-- Exercise requirements --
Write the material out again exactly.

-- Task input --

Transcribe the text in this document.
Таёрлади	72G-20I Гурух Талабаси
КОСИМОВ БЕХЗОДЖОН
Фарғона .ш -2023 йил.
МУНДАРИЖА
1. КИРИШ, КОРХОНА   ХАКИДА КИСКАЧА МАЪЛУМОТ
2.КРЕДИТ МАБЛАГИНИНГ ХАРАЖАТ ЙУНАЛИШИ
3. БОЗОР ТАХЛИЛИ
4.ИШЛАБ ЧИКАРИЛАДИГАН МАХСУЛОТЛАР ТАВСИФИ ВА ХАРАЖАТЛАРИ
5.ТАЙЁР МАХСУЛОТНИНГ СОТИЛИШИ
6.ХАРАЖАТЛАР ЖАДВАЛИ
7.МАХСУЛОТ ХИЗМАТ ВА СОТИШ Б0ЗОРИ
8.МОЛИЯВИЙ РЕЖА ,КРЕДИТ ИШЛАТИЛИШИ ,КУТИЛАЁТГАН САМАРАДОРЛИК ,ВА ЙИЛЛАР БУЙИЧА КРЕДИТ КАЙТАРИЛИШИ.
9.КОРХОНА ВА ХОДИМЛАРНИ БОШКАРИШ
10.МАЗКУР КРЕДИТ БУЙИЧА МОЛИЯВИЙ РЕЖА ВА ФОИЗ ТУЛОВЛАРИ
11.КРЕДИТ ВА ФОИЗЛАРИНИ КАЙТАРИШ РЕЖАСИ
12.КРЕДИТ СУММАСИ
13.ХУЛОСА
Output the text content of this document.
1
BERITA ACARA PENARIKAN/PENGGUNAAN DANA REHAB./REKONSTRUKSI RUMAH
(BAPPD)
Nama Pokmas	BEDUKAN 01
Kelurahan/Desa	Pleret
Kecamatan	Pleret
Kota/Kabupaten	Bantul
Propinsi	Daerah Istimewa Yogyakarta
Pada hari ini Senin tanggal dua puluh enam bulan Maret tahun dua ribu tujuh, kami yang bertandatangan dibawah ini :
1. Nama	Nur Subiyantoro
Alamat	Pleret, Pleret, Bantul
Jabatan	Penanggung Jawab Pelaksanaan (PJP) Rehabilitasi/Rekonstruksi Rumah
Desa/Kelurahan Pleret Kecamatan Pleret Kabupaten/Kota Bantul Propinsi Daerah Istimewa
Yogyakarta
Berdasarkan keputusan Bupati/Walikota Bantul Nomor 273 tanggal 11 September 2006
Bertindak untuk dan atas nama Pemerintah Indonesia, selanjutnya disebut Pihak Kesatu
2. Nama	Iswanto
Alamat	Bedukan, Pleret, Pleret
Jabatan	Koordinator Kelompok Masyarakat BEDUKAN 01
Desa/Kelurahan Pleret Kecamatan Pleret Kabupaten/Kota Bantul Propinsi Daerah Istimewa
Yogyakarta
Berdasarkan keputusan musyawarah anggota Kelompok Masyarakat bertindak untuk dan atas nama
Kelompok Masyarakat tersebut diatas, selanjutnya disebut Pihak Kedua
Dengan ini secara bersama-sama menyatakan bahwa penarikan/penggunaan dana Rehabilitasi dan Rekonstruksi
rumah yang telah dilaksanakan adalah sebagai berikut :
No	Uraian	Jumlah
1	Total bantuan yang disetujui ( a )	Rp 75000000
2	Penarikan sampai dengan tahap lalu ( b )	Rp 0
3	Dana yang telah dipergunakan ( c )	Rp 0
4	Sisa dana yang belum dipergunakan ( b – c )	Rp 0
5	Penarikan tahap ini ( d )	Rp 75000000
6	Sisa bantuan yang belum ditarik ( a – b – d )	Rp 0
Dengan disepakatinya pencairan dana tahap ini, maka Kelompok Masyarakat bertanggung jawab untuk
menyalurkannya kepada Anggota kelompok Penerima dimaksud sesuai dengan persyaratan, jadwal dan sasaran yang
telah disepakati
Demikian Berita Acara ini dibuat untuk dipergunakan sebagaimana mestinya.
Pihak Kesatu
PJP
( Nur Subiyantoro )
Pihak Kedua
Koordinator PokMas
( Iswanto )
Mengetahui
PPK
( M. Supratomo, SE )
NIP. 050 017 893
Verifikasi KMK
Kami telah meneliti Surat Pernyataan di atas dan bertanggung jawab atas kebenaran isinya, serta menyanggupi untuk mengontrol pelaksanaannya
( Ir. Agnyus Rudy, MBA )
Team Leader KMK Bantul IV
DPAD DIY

-- Solution to the exercise --
Transcribe the text in this document.
Таёрлади	72G-20I Гурух Талабаси
КОСИМОВ БЕХЗОДЖОН
Фарғона .ш -2023 йил.
МУНДАРИЖА
1. КИРИШ, КОРХОНА   ХАКИДА КИСКАЧА МАЪЛУМОТ
2.КРЕДИТ МАБЛАГИНИНГ ХАРАЖАТ ЙУНАЛИШИ
3. БОЗОР ТАХЛИЛИ
4.ИШЛАБ ЧИКАРИЛАДИГАН МАХСУЛОТЛАР ТАВСИФИ ВА ХАРАЖАТЛАРИ
5.ТАЙЁР МАХСУЛОТНИНГ СОТИЛИШИ
6.ХАРАЖАТЛАР ЖАДВАЛИ
7.МАХСУЛОТ ХИЗМАТ ВА СОТИШ Б0ЗОРИ
8.МОЛИЯВИЙ РЕЖА ,КРЕДИТ ИШЛАТИЛИШИ ,КУТИЛАЁТГАН САМАРАДОРЛИК ,ВА ЙИЛЛАР БУЙИЧА КРЕДИТ КАЙТАРИЛИШИ.
9.КОРХОНА ВА ХОДИМЛАРНИ БОШКАРИШ
10.МАЗКУР КРЕДИТ БУЙИЧА МОЛИЯВИЙ РЕЖА ВА ФОИЗ ТУЛОВЛАРИ
11.КРЕДИТ ВА ФОИЗЛАРИНИ КАЙТАРИШ РЕЖАСИ
12.КРЕДИТ СУММАСИ
13.ХУЛОСА
Output the text content of this document.
1
BERITA ACARA PENARIKAN/PENGGUNAAN DANA REHAB./REKONSTRUKSI RUMAH
(BAPPD)
Nama Pokmas	BEDUKAN 01
Kelurahan/Desa	Pleret
Kecamatan	Pleret
Kota/Kabupaten	Bantul
Propinsi	Daerah Istimewa Yogyakarta
Pada hari ini Senin tanggal dua puluh enam bulan Maret tahun dua ribu tujuh, kami yang bertandatangan dibawah ini :
1. Nama	Nur Subiyantoro
Alamat	Pleret, Pleret, Bantul
Jabatan	Penanggung Jawab Pelaksanaan (PJP) Rehabilitasi/Rekonstruksi Rumah
Desa/Kelurahan Pleret Kecamatan Pleret Kabupaten/Kota Bantul Propinsi Daerah Istimewa
Yogyakarta
Berdasarkan keputusan Bupati/Walikota Bantul Nomor 273 tanggal 11 September 2006
Bertindak untuk dan atas nama Pemerintah Indonesia, selanjutnya disebut Pihak Kesatu
2. Nama	Iswanto
Alamat	Bedukan, Pleret, Pleret
Jabatan	Koordinator Kelompok Masyarakat BEDUKAN 01
Desa/Kelurahan Pleret Kecamatan Pleret Kabupaten/Kota Bantul Propinsi Daerah Istimewa
Yogyakarta
Berdasarkan keputusan musyawarah anggota Kelompok Masyarakat bertindak untuk dan atas nama
Kelompok Masyarakat tersebut diatas, selanjutnya disebut Pihak Kedua
Dengan ini secara bersama-sama menyatakan bahwa penarikan/penggunaan dana Rehabilitasi dan Rekonstruksi
rumah yang telah dilaksanakan adalah sebagai berikut :
No	Uraian	Jumlah
1	Total bantuan yang disetujui ( a )	Rp 75000000
2	Penarikan sampai dengan tahap lalu ( b )	Rp 0
3	Dana yang telah dipergunakan ( c )	Rp 0
4	Sisa dana yang belum dipergunakan ( b – c )	Rp 0
5	Penarikan tahap ini ( d )	Rp 75000000
6	Sisa bantuan yang belum ditarik ( a – b – d )	Rp 0
Dengan disepakatinya pencairan dana tahap ini, maka Kelompok Masyarakat bertanggung jawab untuk
menyalurkannya kepada Anggota kelompok Penerima dimaksud sesuai dengan persyaratan, jadwal dan sasaran yang
telah disepakati
Demikian Berita Acara ini dibuat untuk dipergunakan sebagaimana mestinya.
Pihak Kesatu
PJP
( Nur Subiyantoro )
Pihak Kedua
Koordinator PokMas
( Iswanto )
Mengetahui
PPK
( M. Supratomo, SE )
NIP. 050 017 893
Verifikasi KMK
Kami telah meneliti Surat Pernyataan di atas dan bertanggung jawab atas kebenaran isinya, serta menyanggupi untuk mengontrol pelaksanaannya
( Ir. Agnyus Rudy, MBA )
Team Leader KMK Bantul IV
DPAD DIY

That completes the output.